> Data supplied:
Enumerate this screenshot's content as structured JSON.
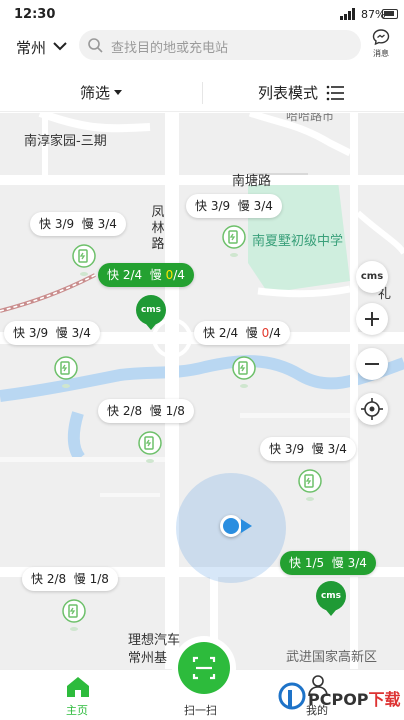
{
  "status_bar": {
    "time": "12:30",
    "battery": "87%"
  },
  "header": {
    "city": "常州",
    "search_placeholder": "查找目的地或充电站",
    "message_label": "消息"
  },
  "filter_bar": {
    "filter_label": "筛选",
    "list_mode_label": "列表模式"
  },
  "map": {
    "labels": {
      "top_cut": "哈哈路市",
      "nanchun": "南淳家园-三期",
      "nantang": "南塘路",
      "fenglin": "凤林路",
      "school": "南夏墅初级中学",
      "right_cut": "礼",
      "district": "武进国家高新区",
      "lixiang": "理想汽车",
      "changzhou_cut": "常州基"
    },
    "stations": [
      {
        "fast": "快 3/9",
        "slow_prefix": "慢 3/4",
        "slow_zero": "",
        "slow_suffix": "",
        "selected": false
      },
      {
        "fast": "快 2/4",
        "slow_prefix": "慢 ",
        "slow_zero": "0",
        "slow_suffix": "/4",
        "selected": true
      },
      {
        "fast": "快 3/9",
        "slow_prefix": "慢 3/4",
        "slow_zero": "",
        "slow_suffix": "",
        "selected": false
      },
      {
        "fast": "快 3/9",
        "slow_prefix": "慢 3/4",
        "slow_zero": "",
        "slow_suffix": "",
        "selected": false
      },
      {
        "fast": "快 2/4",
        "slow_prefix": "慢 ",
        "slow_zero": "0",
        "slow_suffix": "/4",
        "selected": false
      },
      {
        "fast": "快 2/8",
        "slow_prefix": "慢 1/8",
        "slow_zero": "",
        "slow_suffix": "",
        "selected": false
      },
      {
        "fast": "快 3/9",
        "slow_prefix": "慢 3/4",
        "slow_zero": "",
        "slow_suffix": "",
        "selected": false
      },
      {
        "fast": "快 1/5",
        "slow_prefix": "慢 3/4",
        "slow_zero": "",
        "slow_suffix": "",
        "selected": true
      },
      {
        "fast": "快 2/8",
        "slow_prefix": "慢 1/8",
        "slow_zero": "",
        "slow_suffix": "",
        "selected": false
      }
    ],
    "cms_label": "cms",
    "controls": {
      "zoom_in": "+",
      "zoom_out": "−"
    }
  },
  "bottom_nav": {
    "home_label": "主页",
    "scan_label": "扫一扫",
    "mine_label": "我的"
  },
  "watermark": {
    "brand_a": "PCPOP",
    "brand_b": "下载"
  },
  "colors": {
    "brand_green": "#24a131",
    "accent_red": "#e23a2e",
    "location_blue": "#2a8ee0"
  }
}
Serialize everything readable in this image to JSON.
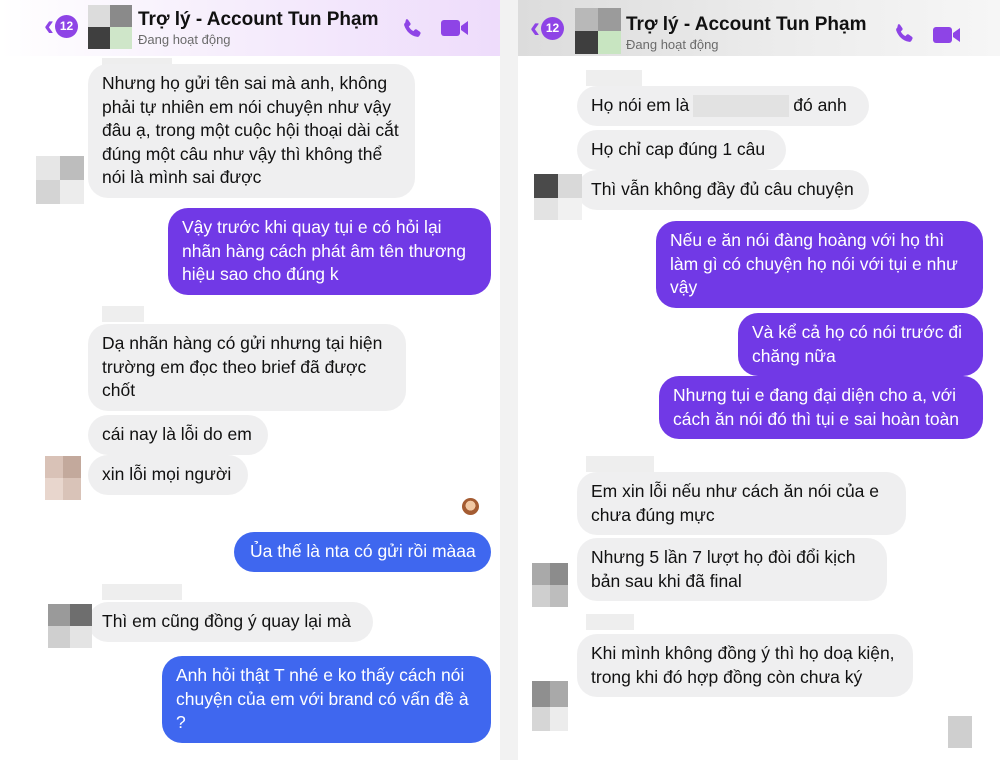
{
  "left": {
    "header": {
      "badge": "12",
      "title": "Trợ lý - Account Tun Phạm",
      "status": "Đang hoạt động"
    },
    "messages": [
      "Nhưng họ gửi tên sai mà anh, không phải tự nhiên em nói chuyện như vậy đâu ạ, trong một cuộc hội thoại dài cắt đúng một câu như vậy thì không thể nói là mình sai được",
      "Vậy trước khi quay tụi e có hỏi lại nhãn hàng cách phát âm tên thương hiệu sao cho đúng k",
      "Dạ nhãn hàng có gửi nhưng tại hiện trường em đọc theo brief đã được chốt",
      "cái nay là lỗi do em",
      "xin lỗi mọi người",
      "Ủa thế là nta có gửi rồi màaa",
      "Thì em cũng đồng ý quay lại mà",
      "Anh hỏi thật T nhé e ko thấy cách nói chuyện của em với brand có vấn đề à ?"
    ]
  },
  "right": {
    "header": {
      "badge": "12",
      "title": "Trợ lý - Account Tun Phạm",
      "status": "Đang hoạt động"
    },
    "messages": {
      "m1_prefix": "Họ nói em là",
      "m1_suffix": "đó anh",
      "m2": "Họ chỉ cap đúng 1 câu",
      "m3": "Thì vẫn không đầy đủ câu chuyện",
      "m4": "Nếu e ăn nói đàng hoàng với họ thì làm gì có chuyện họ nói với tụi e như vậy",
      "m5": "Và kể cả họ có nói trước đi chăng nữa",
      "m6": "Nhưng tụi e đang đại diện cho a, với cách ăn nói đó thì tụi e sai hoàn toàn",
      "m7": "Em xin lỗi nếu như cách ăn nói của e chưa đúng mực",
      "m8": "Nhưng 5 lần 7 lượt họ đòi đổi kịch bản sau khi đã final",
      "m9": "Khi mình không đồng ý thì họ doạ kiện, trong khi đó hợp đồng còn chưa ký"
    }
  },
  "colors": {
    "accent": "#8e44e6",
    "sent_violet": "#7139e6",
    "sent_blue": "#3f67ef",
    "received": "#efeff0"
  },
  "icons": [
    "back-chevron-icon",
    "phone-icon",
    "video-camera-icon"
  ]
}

> What is required: Set down all the entries exactly as they appear, but skip any pictures.

> Finished exercise:
Enumerate this screenshot's content as structured JSON.
{
  "status_bar": {
    "time": "12:30",
    "battery": "87%"
  },
  "header": {
    "city": "常州",
    "search_placeholder": "查找目的地或充电站",
    "message_label": "消息"
  },
  "filter_bar": {
    "filter_label": "筛选",
    "list_mode_label": "列表模式"
  },
  "map": {
    "labels": {
      "top_cut": "哈哈路市",
      "nanchun": "南淳家园-三期",
      "nantang": "南塘路",
      "fenglin": "凤林路",
      "school": "南夏墅初级中学",
      "right_cut": "礼",
      "district": "武进国家高新区",
      "lixiang": "理想汽车",
      "changzhou_cut": "常州基"
    },
    "stations": [
      {
        "fast": "快 3/9",
        "slow_prefix": "慢 3/4",
        "slow_zero": "",
        "slow_suffix": "",
        "selected": false
      },
      {
        "fast": "快 2/4",
        "slow_prefix": "慢 ",
        "slow_zero": "0",
        "slow_suffix": "/4",
        "selected": true
      },
      {
        "fast": "快 3/9",
        "slow_prefix": "慢 3/4",
        "slow_zero": "",
        "slow_suffix": "",
        "selected": false
      },
      {
        "fast": "快 3/9",
        "slow_prefix": "慢 3/4",
        "slow_zero": "",
        "slow_suffix": "",
        "selected": false
      },
      {
        "fast": "快 2/4",
        "slow_prefix": "慢 ",
        "slow_zero": "0",
        "slow_suffix": "/4",
        "selected": false
      },
      {
        "fast": "快 2/8",
        "slow_prefix": "慢 1/8",
        "slow_zero": "",
        "slow_suffix": "",
        "selected": false
      },
      {
        "fast": "快 3/9",
        "slow_prefix": "慢 3/4",
        "slow_zero": "",
        "slow_suffix": "",
        "selected": false
      },
      {
        "fast": "快 1/5",
        "slow_prefix": "慢 3/4",
        "slow_zero": "",
        "slow_suffix": "",
        "selected": true
      },
      {
        "fast": "快 2/8",
        "slow_prefix": "慢 1/8",
        "slow_zero": "",
        "slow_suffix": "",
        "selected": false
      }
    ],
    "cms_label": "cms",
    "controls": {
      "zoom_in": "+",
      "zoom_out": "−"
    }
  },
  "bottom_nav": {
    "home_label": "主页",
    "scan_label": "扫一扫",
    "mine_label": "我的"
  },
  "watermark": {
    "brand_a": "PCPOP",
    "brand_b": "下载"
  },
  "colors": {
    "brand_green": "#24a131",
    "accent_red": "#e23a2e",
    "location_blue": "#2a8ee0"
  }
}
Serialize everything readable in this image to JSON.
{
  "left": {
    "header": {
      "badge": "12",
      "title": "Trợ lý - Account Tun Phạm",
      "status": "Đang hoạt động"
    },
    "messages": [
      "Nhưng họ gửi tên sai mà anh, không phải tự nhiên em nói chuyện như vậy đâu ạ, trong một cuộc hội thoại dài cắt đúng một câu như vậy thì không thể nói là mình sai được",
      "Vậy trước khi quay tụi e có hỏi lại nhãn hàng cách phát âm tên thương hiệu sao cho đúng k",
      "Dạ nhãn hàng có gửi nhưng tại hiện trường em đọc theo brief đã được chốt",
      "cái nay là lỗi do em",
      "xin lỗi mọi người",
      "Ủa thế là nta có gửi rồi màaa",
      "Thì em cũng đồng ý quay lại mà",
      "Anh hỏi thật T nhé e ko thấy cách nói chuyện của em với brand có vấn đề à ?"
    ]
  },
  "right": {
    "header": {
      "badge": "12",
      "title": "Trợ lý - Account Tun Phạm",
      "status": "Đang hoạt động"
    },
    "messages": {
      "m1_prefix": "Họ nói em là",
      "m1_suffix": "đó anh",
      "m2": "Họ chỉ cap đúng 1 câu",
      "m3": "Thì vẫn không đầy đủ câu chuyện",
      "m4": "Nếu e ăn nói đàng hoàng với họ thì làm gì có chuyện họ nói với tụi e như vậy",
      "m5": "Và kể cả họ có nói trước đi chăng nữa",
      "m6": "Nhưng tụi e đang đại diện cho a, với cách ăn nói đó thì tụi e sai hoàn toàn",
      "m7": "Em xin lỗi nếu như cách ăn nói của e chưa đúng mực",
      "m8": "Nhưng 5 lần 7 lượt họ đòi đổi kịch bản sau khi đã final",
      "m9": "Khi mình không đồng ý thì họ doạ kiện, trong khi đó hợp đồng còn chưa ký"
    }
  },
  "colors": {
    "accent": "#8e44e6",
    "sent_violet": "#7139e6",
    "sent_blue": "#3f67ef",
    "received": "#efeff0"
  },
  "icons": [
    "back-chevron-icon",
    "phone-icon",
    "video-camera-icon"
  ]
}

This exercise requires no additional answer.